### Tugas Anda
Lanjutkan berita tentang dampak konflik AS-Iran terhadap ekonomi Indonesia, mulai setelah kalimat terakhirnya.

### Dokumen Sumber
::::
Home Ekonomi Konflik AS-Iran Tak Berpengaruh Banyak ke Indonesia

Konflik AS-Iran Tak Berpengaruh Banyak ke Indonesia

Jakarta, Gatra.com - Gubernur Bank Indonesia (BI), Perri Warjiyo mengatakan, dampak konflik yang terjadi antara Amerika Serikat dan Iran, tidak akan berpengaruh banyak terhadap pertumbuhan ekonomi Indonesia.

Sebab, menurut dia, dampak yang ditimbulkan hanya akan muncul dalam waktu sigkat dan dampak itu pun juga tidak begitu besar.

"Kami sebut risiko geopolitik global, kami tak melihat dampak signifikan terhadap kondisi makroekonomi, maupun stabilitas eksternal dan juga terhadap nilai tukar rupiah," ujar dia, di Komoleks Perkantoran BI, Jumat (10/1).

Hal itu dibuktikan dari nilai tukar rupiah yang masih bergerak menguat hingga hari ini. Sesuai dengan fundamental, mekanisme pasar dan kredibilitas.

Begitu juga dengan premi risiko credit default swap (CDS) yang pertumbuhannya juga masih terjaga rendah di level 61,3 basis poin (bps). Angka tersebut, lanjut Perry, masih mempuyai kemungkinan untuk terus mengalami penurunan.
::::
### Data yang Diberikan

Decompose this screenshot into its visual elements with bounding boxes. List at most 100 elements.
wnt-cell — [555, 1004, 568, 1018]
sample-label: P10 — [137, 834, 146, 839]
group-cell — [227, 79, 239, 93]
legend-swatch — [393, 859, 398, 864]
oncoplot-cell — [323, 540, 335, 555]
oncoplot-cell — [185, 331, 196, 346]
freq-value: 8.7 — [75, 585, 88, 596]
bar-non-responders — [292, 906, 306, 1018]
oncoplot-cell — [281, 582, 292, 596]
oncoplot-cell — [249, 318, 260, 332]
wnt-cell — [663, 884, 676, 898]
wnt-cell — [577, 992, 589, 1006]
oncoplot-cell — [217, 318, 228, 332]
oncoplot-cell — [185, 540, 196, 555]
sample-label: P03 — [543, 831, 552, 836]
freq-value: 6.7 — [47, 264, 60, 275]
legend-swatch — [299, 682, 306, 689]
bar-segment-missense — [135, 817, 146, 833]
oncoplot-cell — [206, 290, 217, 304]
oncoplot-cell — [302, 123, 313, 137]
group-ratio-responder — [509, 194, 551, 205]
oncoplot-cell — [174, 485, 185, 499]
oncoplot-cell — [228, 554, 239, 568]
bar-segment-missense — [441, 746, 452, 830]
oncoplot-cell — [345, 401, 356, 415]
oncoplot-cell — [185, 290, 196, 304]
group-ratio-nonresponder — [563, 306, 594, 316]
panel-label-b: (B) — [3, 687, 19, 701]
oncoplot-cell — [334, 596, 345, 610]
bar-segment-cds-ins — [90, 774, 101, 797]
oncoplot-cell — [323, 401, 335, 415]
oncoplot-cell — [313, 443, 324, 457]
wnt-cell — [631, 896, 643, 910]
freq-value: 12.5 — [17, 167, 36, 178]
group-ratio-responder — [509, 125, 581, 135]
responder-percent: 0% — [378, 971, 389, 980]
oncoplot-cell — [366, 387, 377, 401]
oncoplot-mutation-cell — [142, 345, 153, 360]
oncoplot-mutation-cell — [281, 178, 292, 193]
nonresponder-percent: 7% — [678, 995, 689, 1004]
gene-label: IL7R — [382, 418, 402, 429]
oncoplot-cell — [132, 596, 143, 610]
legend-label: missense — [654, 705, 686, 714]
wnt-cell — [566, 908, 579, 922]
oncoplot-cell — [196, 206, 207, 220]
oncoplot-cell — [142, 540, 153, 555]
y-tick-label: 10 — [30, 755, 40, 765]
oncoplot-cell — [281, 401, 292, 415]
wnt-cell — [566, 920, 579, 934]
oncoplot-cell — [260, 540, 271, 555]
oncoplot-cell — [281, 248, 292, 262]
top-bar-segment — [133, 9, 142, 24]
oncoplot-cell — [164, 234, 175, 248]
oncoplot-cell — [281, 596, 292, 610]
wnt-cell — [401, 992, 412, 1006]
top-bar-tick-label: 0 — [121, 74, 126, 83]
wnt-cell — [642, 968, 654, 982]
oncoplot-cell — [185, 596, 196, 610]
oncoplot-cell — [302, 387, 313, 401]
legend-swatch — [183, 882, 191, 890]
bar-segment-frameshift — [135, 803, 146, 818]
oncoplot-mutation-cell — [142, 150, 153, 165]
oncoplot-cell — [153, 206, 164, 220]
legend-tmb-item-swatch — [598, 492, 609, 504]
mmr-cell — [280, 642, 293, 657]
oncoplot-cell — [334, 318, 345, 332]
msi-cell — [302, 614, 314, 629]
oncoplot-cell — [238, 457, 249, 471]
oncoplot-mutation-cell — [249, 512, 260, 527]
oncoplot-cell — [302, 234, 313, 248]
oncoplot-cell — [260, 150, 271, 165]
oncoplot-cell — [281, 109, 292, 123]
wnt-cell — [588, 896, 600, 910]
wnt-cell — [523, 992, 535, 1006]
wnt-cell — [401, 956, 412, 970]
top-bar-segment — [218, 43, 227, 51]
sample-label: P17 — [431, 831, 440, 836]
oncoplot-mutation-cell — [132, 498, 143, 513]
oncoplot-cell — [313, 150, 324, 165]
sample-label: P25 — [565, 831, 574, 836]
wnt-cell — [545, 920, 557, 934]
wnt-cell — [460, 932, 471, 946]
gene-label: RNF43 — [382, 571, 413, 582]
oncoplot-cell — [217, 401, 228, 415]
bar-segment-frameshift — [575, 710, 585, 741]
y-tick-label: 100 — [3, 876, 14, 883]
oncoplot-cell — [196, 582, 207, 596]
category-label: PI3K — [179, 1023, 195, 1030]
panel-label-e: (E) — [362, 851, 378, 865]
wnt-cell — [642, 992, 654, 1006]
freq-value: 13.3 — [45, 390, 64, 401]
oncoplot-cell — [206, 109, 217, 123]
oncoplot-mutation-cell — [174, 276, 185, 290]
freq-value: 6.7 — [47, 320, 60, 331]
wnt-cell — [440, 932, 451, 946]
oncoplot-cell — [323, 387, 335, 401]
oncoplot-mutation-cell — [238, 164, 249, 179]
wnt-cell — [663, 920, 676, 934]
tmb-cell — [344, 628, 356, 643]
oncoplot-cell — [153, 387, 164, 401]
::::
### Jawaban Berikut
"Dalam jangka pendek tentu saja beberapa risiko geopolitik yang berkaitan (dengan) Iran apa brexit, (akan) berpengaruh dalam jangka pendek tapi itu scara fundamental tidak berpengaruh secara signifikan," imbuh dia.

Karenanya, BI juga akan terus memantau perkembangan kondisi global. Baik perkembangan positif seperti kesepakatan dagang antara AS dan Cina, ataupun perkembangan lainnya seperti konflik AS-Iran dan brexit.

"Hubungan dagang antara Amerika dan Tiongkok, yang dalam waktu dekat ada penandatanganan kesepakatan perdagangan itu memberikan persepsi yang positif," ucap Perry.